**Records for this task:**
○ ○ ○ ○ ○ ○ ○
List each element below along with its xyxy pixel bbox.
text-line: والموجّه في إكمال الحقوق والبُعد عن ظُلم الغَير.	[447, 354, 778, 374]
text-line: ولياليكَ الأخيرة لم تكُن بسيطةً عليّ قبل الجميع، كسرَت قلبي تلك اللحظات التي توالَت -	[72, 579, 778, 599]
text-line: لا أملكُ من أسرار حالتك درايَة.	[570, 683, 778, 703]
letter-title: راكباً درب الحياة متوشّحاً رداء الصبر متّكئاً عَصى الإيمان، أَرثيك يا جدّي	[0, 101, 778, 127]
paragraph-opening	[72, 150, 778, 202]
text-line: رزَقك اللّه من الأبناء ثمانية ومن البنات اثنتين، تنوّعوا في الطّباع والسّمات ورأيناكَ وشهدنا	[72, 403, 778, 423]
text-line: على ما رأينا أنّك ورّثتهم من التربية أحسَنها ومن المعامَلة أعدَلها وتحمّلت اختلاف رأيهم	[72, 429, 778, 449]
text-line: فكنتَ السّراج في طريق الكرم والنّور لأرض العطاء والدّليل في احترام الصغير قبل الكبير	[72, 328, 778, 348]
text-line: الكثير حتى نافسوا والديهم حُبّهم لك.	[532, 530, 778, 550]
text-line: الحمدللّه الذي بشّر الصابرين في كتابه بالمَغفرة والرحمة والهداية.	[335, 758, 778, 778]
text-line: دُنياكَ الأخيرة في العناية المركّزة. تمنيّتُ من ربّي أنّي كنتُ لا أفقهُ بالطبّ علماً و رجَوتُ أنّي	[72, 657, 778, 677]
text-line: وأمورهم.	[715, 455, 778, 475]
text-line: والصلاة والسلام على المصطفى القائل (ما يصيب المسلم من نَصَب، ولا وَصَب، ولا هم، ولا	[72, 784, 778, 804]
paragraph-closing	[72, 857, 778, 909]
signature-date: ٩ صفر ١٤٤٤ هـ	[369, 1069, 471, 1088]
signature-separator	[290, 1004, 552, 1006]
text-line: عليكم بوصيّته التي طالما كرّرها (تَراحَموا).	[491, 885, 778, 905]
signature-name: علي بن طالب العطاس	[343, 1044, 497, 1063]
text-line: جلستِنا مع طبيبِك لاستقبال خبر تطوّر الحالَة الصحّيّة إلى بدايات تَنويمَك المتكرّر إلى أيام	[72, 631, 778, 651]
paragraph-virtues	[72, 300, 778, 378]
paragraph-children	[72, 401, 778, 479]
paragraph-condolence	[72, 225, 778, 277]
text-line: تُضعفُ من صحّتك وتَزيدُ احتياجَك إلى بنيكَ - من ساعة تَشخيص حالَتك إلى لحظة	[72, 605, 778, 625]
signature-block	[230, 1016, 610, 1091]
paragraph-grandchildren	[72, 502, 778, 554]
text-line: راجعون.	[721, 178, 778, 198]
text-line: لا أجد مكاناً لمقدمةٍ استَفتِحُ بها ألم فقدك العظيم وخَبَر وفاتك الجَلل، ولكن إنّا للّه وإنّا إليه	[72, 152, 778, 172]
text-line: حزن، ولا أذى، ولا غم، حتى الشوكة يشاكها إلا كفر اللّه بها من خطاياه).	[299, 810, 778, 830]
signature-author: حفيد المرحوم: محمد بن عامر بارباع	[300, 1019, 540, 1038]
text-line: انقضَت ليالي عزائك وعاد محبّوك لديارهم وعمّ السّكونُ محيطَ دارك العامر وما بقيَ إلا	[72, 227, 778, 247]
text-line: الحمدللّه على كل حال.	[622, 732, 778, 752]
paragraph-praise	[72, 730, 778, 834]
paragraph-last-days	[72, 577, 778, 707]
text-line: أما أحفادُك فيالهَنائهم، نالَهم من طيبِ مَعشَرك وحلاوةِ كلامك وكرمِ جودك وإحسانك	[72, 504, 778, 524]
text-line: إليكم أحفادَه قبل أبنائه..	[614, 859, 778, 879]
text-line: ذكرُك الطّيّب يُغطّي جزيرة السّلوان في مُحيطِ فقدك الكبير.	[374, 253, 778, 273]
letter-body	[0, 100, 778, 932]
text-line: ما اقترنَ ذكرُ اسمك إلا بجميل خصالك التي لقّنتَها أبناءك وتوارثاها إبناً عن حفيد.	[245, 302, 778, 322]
○ ○ ○ ○ ○ ○ ○
Quote every line of the entries above verbatim, changing nothing.

List each element below along with its xyxy pixel bbox.
text-line: والموجّه في إكمال الحقوق والبُعد عن ظُلم الغَير.	[447, 354, 778, 374]
text-line: ولياليكَ الأخيرة لم تكُن بسيطةً عليّ قبل الجميع، كسرَت قلبي تلك اللحظات التي توالَت -	[72, 579, 778, 599]
text-line: لا أملكُ من أسرار حالتك درايَة.	[570, 683, 778, 703]
letter-title: راكباً درب الحياة متوشّحاً رداء الصبر متّكئاً عَصى الإيمان، أَرثيك يا جدّي	[0, 101, 778, 127]
paragraph-opening	[72, 150, 778, 202]
text-line: رزَقك اللّه من الأبناء ثمانية ومن البنات اثنتين، تنوّعوا في الطّباع والسّمات ورأيناكَ وشهدنا	[72, 403, 778, 423]
text-line: على ما رأينا أنّك ورّثتهم من التربية أحسَنها ومن المعامَلة أعدَلها وتحمّلت اختلاف رأيهم	[72, 429, 778, 449]
text-line: فكنتَ السّراج في طريق الكرم والنّور لأرض العطاء والدّليل في احترام الصغير قبل الكبير	[72, 328, 778, 348]
text-line: الكثير حتى نافسوا والديهم حُبّهم لك.	[532, 530, 778, 550]
text-line: الحمدللّه الذي بشّر الصابرين في كتابه بالمَغفرة والرحمة والهداية.	[335, 758, 778, 778]
text-line: دُنياكَ الأخيرة في العناية المركّزة. تمنيّتُ من ربّي أنّي كنتُ لا أفقهُ بالطبّ علماً و رجَوتُ أنّي	[72, 657, 778, 677]
text-line: وأمورهم.	[715, 455, 778, 475]
text-line: والصلاة والسلام على المصطفى القائل (ما يصيب المسلم من نَصَب، ولا وَصَب، ولا هم، ولا	[72, 784, 778, 804]
paragraph-closing	[72, 857, 778, 909]
signature-date: ٩ صفر ١٤٤٤ هـ	[369, 1069, 471, 1088]
signature-separator	[290, 1004, 552, 1006]
text-line: عليكم بوصيّته التي طالما كرّرها (تَراحَموا).	[491, 885, 778, 905]
signature-name: علي بن طالب العطاس	[343, 1044, 497, 1063]
text-line: جلستِنا مع طبيبِك لاستقبال خبر تطوّر الحالَة الصحّيّة إلى بدايات تَنويمَك المتكرّر إلى أيام	[72, 631, 778, 651]
paragraph-virtues	[72, 300, 778, 378]
paragraph-children	[72, 401, 778, 479]
paragraph-condolence	[72, 225, 778, 277]
text-line: تُضعفُ من صحّتك وتَزيدُ احتياجَك إلى بنيكَ - من ساعة تَشخيص حالَتك إلى لحظة	[72, 605, 778, 625]
signature-block	[230, 1016, 610, 1091]
paragraph-grandchildren	[72, 502, 778, 554]
text-line: راجعون.	[721, 178, 778, 198]
text-line: لا أجد مكاناً لمقدمةٍ استَفتِحُ بها ألم فقدك العظيم وخَبَر وفاتك الجَلل، ولكن إنّا للّه وإنّا إليه	[72, 152, 778, 172]
text-line: حزن، ولا أذى، ولا غم، حتى الشوكة يشاكها إلا كفر اللّه بها من خطاياه).	[299, 810, 778, 830]
signature-author: حفيد المرحوم: محمد بن عامر بارباع	[300, 1019, 540, 1038]
text-line: انقضَت ليالي عزائك وعاد محبّوك لديارهم وعمّ السّكونُ محيطَ دارك العامر وما بقيَ إلا	[72, 227, 778, 247]
text-line: الحمدللّه على كل حال.	[622, 732, 778, 752]
paragraph-praise	[72, 730, 778, 834]
paragraph-last-days	[72, 577, 778, 707]
text-line: أما أحفادُك فيالهَنائهم، نالَهم من طيبِ مَعشَرك وحلاوةِ كلامك وكرمِ جودك وإحسانك	[72, 504, 778, 524]
text-line: إليكم أحفادَه قبل أبنائه..	[614, 859, 778, 879]
text-line: ذكرُك الطّيّب يُغطّي جزيرة السّلوان في مُحيطِ فقدك الكبير.	[374, 253, 778, 273]
letter-body	[0, 100, 778, 932]
text-line: ما اقترنَ ذكرُ اسمك إلا بجميل خصالك التي لقّنتَها أبناءك وتوارثاها إبناً عن حفيد.	[245, 302, 778, 322]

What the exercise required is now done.